== Brief ==
Extract every line of the material below and reproduce it faithfully.

## BEGIN Records

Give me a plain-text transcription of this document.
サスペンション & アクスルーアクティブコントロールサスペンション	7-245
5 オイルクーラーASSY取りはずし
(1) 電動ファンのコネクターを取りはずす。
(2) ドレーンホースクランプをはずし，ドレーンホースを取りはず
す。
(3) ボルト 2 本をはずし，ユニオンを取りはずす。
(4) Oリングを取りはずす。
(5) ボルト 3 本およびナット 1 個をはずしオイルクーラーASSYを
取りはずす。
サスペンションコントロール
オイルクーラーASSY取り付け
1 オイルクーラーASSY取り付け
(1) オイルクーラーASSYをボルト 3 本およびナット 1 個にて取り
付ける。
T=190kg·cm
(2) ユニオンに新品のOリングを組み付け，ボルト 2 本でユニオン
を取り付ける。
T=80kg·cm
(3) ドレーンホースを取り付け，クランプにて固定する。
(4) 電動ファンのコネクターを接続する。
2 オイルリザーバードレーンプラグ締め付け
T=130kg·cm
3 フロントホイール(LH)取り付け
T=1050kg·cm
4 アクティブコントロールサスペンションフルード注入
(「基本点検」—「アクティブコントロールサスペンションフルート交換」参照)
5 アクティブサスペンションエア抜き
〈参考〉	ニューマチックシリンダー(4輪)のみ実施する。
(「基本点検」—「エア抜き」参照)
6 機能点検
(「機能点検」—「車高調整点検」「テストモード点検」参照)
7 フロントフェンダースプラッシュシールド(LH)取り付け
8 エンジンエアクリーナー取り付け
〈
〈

## END Records

== Response to the task ==
Give me a plain-text transcription of this document.
サスペンション & アクスルーアクティブコントロールサスペンション	7-245
5 オイルクーラーASSY取りはずし
(1) 電動ファンのコネクターを取りはずす。
(2) ドレーンホースクランプをはずし，ドレーンホースを取りはず
す。
(3) ボルト 2 本をはずし，ユニオンを取りはずす。
(4) Oリングを取りはずす。
(5) ボルト 3 本およびナット 1 個をはずしオイルクーラーASSYを
取りはずす。
サスペンションコントロール
オイルクーラーASSY取り付け
1 オイルクーラーASSY取り付け
(1) オイルクーラーASSYをボルト 3 本およびナット 1 個にて取り
付ける。
T=190kg·cm
(2) ユニオンに新品のOリングを組み付け，ボルト 2 本でユニオン
を取り付ける。
T=80kg·cm
(3) ドレーンホースを取り付け，クランプにて固定する。
(4) 電動ファンのコネクターを接続する。
2 オイルリザーバードレーンプラグ締め付け
T=130kg·cm
3 フロントホイール(LH)取り付け
T=1050kg·cm
4 アクティブコントロールサスペンションフルード注入
(「基本点検」—「アクティブコントロールサスペンションフルート交換」参照)
5 アクティブサスペンションエア抜き
〈参考〉	ニューマチックシリンダー(4輪)のみ実施する。
(「基本点検」—「エア抜き」参照)
6 機能点検
(「機能点検」—「車高調整点検」「テストモード点検」参照)
7 フロントフェンダースプラッシュシールド(LH)取り付け
8 エンジンエアクリーナー取り付け
〈
〈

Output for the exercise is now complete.